— start of Data for the task —
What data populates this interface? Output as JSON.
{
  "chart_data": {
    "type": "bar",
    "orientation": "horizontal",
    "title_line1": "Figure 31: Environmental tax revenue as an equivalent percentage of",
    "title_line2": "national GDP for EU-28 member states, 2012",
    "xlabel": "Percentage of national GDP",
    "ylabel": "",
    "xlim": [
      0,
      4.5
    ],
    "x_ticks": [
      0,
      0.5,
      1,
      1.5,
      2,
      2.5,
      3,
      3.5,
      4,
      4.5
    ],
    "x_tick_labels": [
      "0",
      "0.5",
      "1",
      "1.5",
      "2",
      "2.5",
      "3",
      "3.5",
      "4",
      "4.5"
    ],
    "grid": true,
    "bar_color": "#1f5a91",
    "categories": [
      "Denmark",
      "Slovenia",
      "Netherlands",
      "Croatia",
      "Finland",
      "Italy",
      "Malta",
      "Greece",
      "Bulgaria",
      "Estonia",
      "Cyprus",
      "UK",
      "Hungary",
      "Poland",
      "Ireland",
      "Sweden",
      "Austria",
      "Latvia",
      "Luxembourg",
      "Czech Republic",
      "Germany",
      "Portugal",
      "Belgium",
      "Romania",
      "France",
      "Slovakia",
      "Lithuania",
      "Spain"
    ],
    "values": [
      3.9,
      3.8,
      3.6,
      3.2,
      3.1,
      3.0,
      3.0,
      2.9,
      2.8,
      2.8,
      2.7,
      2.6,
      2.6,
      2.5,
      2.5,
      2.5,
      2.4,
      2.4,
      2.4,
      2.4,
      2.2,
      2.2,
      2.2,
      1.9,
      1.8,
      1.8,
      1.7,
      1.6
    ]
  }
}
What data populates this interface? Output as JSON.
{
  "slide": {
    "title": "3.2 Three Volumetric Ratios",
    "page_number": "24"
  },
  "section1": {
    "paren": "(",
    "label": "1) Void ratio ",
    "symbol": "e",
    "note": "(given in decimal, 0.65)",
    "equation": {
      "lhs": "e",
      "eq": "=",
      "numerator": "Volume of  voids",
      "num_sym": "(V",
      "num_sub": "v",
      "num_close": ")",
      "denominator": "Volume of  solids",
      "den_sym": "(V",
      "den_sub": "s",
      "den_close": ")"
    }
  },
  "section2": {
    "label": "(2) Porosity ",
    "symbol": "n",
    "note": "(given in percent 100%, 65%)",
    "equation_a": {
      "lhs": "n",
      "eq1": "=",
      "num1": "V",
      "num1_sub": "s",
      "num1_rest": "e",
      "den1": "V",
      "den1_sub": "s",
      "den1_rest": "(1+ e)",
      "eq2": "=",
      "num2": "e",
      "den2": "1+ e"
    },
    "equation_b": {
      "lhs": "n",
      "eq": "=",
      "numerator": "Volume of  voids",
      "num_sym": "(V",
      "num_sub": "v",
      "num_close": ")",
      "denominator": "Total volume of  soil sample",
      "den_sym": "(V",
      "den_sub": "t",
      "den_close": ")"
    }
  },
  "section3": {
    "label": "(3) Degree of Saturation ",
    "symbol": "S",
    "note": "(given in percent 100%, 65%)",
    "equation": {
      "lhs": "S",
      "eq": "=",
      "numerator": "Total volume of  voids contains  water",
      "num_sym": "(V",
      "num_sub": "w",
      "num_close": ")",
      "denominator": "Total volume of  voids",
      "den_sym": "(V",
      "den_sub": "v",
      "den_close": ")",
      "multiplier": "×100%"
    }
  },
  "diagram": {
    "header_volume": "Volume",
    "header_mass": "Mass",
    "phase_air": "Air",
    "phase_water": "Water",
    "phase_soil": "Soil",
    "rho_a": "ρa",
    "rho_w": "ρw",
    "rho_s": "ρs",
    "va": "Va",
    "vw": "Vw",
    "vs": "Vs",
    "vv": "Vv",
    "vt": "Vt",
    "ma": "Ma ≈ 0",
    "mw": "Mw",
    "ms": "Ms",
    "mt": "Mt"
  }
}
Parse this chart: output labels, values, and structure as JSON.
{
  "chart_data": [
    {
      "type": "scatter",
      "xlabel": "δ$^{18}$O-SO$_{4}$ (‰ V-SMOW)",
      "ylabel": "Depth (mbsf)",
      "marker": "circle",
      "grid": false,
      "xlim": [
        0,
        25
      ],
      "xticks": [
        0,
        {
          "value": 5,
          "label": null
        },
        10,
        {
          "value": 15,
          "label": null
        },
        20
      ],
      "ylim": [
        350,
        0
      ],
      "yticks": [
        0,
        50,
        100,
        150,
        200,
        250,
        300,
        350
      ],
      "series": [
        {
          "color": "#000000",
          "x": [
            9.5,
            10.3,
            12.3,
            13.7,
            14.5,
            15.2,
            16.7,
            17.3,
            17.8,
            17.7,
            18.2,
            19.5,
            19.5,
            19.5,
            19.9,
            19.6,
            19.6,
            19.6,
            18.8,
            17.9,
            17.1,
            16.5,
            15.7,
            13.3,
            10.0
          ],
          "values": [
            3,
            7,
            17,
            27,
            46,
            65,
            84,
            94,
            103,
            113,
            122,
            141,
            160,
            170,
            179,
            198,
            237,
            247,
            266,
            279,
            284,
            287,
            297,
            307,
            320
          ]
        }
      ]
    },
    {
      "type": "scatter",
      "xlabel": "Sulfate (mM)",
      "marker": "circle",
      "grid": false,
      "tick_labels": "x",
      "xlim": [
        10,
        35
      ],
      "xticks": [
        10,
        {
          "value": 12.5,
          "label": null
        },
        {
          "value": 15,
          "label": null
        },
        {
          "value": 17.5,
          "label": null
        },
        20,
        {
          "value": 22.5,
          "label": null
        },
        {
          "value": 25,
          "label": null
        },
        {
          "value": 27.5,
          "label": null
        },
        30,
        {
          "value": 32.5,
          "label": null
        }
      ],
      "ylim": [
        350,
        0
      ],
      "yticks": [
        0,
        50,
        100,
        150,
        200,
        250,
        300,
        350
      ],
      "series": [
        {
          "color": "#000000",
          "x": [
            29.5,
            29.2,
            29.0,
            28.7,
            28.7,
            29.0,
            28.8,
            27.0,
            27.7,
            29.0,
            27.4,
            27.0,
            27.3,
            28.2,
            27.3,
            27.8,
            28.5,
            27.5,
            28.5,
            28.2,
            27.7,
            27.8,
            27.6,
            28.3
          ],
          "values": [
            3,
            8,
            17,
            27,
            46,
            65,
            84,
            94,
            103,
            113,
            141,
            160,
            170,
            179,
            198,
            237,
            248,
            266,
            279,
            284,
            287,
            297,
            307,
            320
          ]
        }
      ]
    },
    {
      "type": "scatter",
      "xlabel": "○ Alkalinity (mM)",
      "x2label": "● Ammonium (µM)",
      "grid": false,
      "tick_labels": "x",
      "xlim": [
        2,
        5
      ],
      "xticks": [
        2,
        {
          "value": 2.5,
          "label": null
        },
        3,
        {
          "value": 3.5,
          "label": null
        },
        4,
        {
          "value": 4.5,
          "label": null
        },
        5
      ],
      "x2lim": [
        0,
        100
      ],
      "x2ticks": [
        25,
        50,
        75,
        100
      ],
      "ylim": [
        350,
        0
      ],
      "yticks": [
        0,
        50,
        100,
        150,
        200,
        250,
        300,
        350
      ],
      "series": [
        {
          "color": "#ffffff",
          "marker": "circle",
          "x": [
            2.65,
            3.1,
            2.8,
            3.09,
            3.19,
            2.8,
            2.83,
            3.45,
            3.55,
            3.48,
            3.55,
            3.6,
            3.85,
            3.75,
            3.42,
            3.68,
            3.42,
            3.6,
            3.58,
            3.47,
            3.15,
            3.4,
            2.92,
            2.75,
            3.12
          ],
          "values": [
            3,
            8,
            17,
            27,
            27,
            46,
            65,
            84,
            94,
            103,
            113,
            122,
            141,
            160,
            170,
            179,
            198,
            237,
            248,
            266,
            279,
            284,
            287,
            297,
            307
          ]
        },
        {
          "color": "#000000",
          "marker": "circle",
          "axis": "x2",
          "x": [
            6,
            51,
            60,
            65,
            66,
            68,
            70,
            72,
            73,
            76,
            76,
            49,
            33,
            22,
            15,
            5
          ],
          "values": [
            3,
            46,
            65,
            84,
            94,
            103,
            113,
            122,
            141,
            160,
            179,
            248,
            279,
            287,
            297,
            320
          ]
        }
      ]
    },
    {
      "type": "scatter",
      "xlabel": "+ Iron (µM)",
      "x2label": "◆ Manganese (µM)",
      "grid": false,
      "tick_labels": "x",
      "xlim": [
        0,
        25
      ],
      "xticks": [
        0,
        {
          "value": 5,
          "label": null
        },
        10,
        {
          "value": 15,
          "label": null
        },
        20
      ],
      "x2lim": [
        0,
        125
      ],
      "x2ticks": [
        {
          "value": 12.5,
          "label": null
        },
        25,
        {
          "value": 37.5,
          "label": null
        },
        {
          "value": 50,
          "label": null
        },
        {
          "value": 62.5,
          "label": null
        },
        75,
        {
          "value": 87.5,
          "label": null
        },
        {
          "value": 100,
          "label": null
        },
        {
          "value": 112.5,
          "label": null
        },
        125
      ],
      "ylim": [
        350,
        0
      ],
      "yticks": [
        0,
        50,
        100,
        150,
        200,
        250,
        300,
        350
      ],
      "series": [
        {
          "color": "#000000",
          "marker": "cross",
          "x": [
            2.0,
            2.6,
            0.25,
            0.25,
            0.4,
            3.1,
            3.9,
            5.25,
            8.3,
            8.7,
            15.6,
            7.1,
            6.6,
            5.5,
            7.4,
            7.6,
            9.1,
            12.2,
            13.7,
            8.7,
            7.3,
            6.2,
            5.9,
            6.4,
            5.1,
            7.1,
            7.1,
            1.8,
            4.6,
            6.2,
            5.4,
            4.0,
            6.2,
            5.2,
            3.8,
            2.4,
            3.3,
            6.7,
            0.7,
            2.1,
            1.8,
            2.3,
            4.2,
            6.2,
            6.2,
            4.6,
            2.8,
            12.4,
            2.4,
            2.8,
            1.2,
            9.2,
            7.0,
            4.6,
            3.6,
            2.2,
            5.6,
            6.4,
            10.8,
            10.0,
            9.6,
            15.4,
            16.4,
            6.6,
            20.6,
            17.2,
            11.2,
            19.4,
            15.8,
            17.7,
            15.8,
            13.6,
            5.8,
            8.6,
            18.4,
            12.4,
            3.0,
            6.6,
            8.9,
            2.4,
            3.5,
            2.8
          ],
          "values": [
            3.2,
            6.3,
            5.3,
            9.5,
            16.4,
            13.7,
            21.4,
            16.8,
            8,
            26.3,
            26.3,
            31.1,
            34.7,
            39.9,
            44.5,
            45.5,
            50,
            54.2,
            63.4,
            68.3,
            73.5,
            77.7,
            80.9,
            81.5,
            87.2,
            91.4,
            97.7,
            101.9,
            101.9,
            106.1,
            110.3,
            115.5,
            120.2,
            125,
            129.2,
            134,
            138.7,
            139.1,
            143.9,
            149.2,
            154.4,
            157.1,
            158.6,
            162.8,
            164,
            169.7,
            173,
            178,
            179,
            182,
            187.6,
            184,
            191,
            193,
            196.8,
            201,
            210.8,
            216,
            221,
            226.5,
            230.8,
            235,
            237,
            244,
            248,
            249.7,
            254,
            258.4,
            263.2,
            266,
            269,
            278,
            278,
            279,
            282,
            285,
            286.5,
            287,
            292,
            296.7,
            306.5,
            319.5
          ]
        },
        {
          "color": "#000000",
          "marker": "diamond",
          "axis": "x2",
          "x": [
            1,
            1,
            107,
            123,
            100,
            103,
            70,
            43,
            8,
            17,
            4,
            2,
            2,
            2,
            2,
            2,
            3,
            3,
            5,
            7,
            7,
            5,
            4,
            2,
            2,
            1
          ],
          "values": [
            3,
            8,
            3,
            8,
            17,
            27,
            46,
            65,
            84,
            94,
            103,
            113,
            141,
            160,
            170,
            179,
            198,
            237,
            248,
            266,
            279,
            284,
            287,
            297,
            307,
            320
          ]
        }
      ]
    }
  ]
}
— end of Data for the task —
* [Set task] Work through the records line by line and tally those with the word "national". Report only the total.

* [Solution below] 2